Start of Records to use
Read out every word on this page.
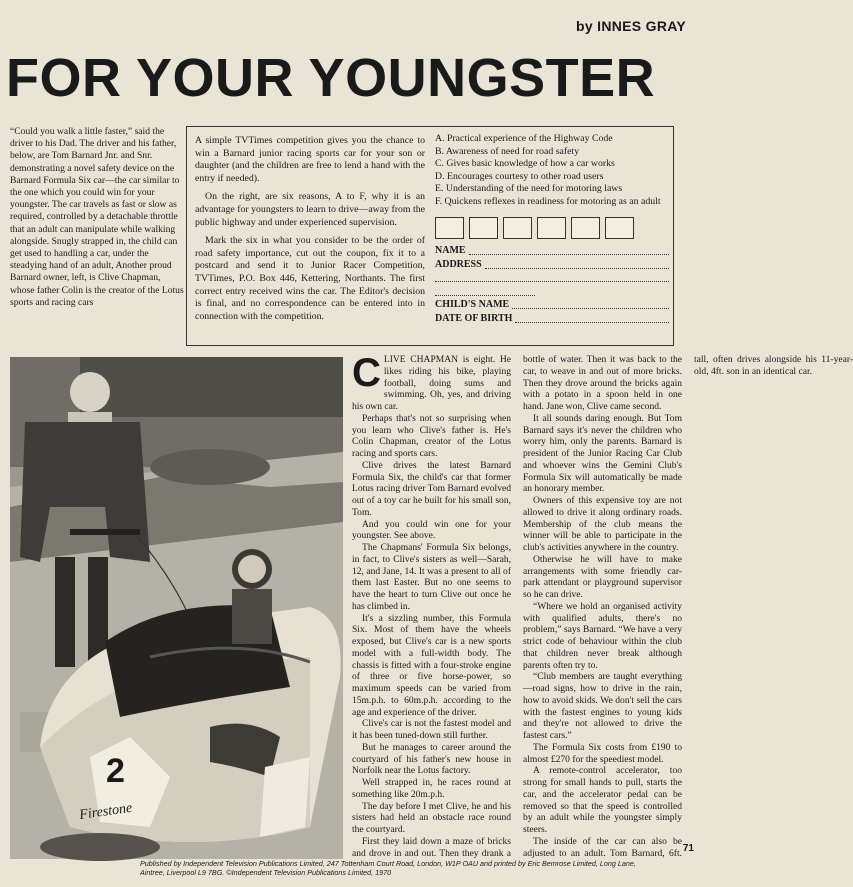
by INNES GRAY
FOR YOUR YOUNGSTER
“Could you walk a little faster,” said the driver to his Dad. The driver and his father, below, are Tom Barnard Jnr. and Snr. demonstrating a novel safety device on the Barnard Formula Six car—the car similar to the one which you could win for your youngster. The car travels as fast or slow as required, controlled by a detachable throttle that an adult can manipulate while walking alongside. Snugly strapped in, the child can get used to handling a car, under the steadying hand of an adult, Another proud Barnard owner, left, is Clive Chapman, whose father Colin is the creator of the Lotus sports and racing cars

A simple TVTimes competition gives you the chance to win a Barnard junior racing sports car for your son or daughter (and the children are free to lend a hand with the entry if needed).

On the right, are six reasons, A to F, why it is an advantage for youngsters to learn to drive—away from the public highway and under experienced supervision.

Mark the six in what you consider to be the order of road safety importance, cut out the coupon, fix it to a postcard and send it to Junior Racer Competition, TVTimes, P.O. Box 446, Kettering, Northants. The first correct entry received wins the car. The Editor's decision is final, and no correspondence can be entered into in connection with the competition.

A. Practical experience of the Highway Code

B. Awareness of need for road safety

C. Gives basic knowledge of how a car works

D. Encourages courtesy to other road users

E. Understanding of the need for motoring laws

F. Quickens reflexes in readiness for motoring as an adult

NAME
ADDRESS
CHILD'S NAME
DATE OF BIRTH
2
Firestone

CLIVE CHAPMAN is eight. He likes riding his bike, playing football, doing sums and swimming. Oh, yes, and driving his own car.

Perhaps that's not so surprising when you learn who Clive's father is. He's Colin Chapman, creator of the Lotus racing and sports cars.

Clive drives the latest Barnard Formula Six, the child's car that former Lotus racing driver Tom Barnard evolved out of a toy car he built for his small son, Tom.

And you could win one for your youngster. See above.

The Chapmans' Formula Six belongs, in fact, to Clive's sisters as well—Sarah, 12, and Jane, 14. It was a present to all of them last Easter. But no one seems to have the heart to turn Clive out once he has climbed in.

It's a sizzling number, this Formula Six. Most of them have the wheels exposed, but Clive's car is a new sports model with a full-width body. The chassis is fitted with a four-stroke engine of three or five horse-power, so maximum speeds can be varied from 15m.p.h. to 60m.p.h. according to the age and experience of the driver.

Clive's car is not the fastest model and it has been tuned-down still further.

But he manages to career around the courtyard of his father's new house in Norfolk near the Lotus factory.

Well strapped in, he races round at something like 20m.p.h.

The day before I met Clive, he and his sisters had held an obstacle race round the courtyard.

First they laid down a maze of bricks and drove in and out. Then they drank a bottle of water. Then it was back to the car, to weave in and out of more bricks. Then they drove around the bricks again with a potato in a spoon held in one hand. Jane won, Clive came second.

It all sounds daring enough. But Tom Barnard says it's never the children who worry him, only the parents. Barnard is president of the Junior Racing Car Club and whoever wins the Gemini Club's Formula Six will automatically be made an honorary member.

Owners of this expensive toy are not allowed to drive it along ordinary roads. Membership of the club means the winner will be able to participate in the club's activities anywhere in the country.

Otherwise he will have to make arrangements with some friendly car-park attendant or playground supervisor so he can drive.

“Where we hold an organised activity with qualified adults, there's no problem,” says Barnard. “We have a very strict code of behaviour within the club that children never break although parents often try to.

“Club members are taught everything—road signs, how to drive in the rain, how to avoid skids. We don't sell the cars with the fastest engines to young kids and they're not allowed to drive the fastest cars.”

The Formula Six costs from £190 to almost £270 for the speediest model.

A remote-control accelerator, too strong for small hands to pull, starts the car, and the accelerator pedal can be removed so that the speed is controlled by an adult while the youngster simply steers.

The inside of the car can also be adjusted to an adult. Tom Barnard, 6ft. tall, often drives alongside his 11-year-old, 4ft. son in an identical car.

Published by Independent Television Publications Limited, 247 Tottenham Court Road, London, W1P OAU and printed by Eric Bemrose Limited, Long Lane, Aintree, Liverpool L9 7BG. ©Independent Television Publications Limited, 1970
71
End of Records to use
* [Task to complete] Restate each line of the records exactly; pictures do not belong in the copy.

* [The reply]
Read out every word on this page.
by INNES GRAY
FOR YOUR YOUNGSTER
“Could you walk a little faster,” said the driver to his Dad. The driver and his father, below, are Tom Barnard Jnr. and Snr. demonstrating a novel safety device on the Barnard Formula Six car—the car similar to the one which you could win for your youngster. The car travels as fast or slow as required, controlled by a detachable throttle that an adult can manipulate while walking alongside. Snugly strapped in, the child can get used to handling a car, under the steadying hand of an adult, Another proud Barnard owner, left, is Clive Chapman, whose father Colin is the creator of the Lotus sports and racing cars

A simple TVTimes competition gives you the chance to win a Barnard junior racing sports car for your son or daughter (and the children are free to lend a hand with the entry if needed).

On the right, are six reasons, A to F, why it is an advantage for youngsters to learn to drive—away from the public highway and under experienced supervision.

Mark the six in what you consider to be the order of road safety importance, cut out the coupon, fix it to a postcard and send it to Junior Racer Competition, TVTimes, P.O. Box 446, Kettering, Northants. The first correct entry received wins the car. The Editor's decision is final, and no correspondence can be entered into in connection with the competition.

A. Practical experience of the Highway Code

B. Awareness of need for road safety

C. Gives basic knowledge of how a car works

D. Encourages courtesy to other road users

E. Understanding of the need for motoring laws

F. Quickens reflexes in readiness for motoring as an adult

NAME
ADDRESS
CHILD'S NAME
DATE OF BIRTH
2
Firestone

CLIVE CHAPMAN is eight. He likes riding his bike, playing football, doing sums and swimming. Oh, yes, and driving his own car.

Perhaps that's not so surprising when you learn who Clive's father is. He's Colin Chapman, creator of the Lotus racing and sports cars.

Clive drives the latest Barnard Formula Six, the child's car that former Lotus racing driver Tom Barnard evolved out of a toy car he built for his small son, Tom.

And you could win one for your youngster. See above.

The Chapmans' Formula Six belongs, in fact, to Clive's sisters as well—Sarah, 12, and Jane, 14. It was a present to all of them last Easter. But no one seems to have the heart to turn Clive out once he has climbed in.

It's a sizzling number, this Formula Six. Most of them have the wheels exposed, but Clive's car is a new sports model with a full-width body. The chassis is fitted with a four-stroke engine of three or five horse-power, so maximum speeds can be varied from 15m.p.h. to 60m.p.h. according to the age and experience of the driver.

Clive's car is not the fastest model and it has been tuned-down still further.

But he manages to career around the courtyard of his father's new house in Norfolk near the Lotus factory.

Well strapped in, he races round at something like 20m.p.h.

The day before I met Clive, he and his sisters had held an obstacle race round the courtyard.

First they laid down a maze of bricks and drove in and out. Then they drank a bottle of water. Then it was back to the car, to weave in and out of more bricks. Then they drove around the bricks again with a potato in a spoon held in one hand. Jane won, Clive came second.

It all sounds daring enough. But Tom Barnard says it's never the children who worry him, only the parents. Barnard is president of the Junior Racing Car Club and whoever wins the Gemini Club's Formula Six will automatically be made an honorary member.

Owners of this expensive toy are not allowed to drive it along ordinary roads. Membership of the club means the winner will be able to participate in the club's activities anywhere in the country.

Otherwise he will have to make arrangements with some friendly car-park attendant or playground supervisor so he can drive.

“Where we hold an organised activity with qualified adults, there's no problem,” says Barnard. “We have a very strict code of behaviour within the club that children never break although parents often try to.

“Club members are taught everything—road signs, how to drive in the rain, how to avoid skids. We don't sell the cars with the fastest engines to young kids and they're not allowed to drive the fastest cars.”

The Formula Six costs from £190 to almost £270 for the speediest model.

A remote-control accelerator, too strong for small hands to pull, starts the car, and the accelerator pedal can be removed so that the speed is controlled by an adult while the youngster simply steers.

The inside of the car can also be adjusted to an adult. Tom Barnard, 6ft. tall, often drives alongside his 11-year-old, 4ft. son in an identical car.

Published by Independent Television Publications Limited, 247 Tottenham Court Road, London, W1P OAU and printed by Eric Bemrose Limited, Long Lane, Aintree, Liverpool L9 7BG. ©Independent Television Publications Limited, 1970
71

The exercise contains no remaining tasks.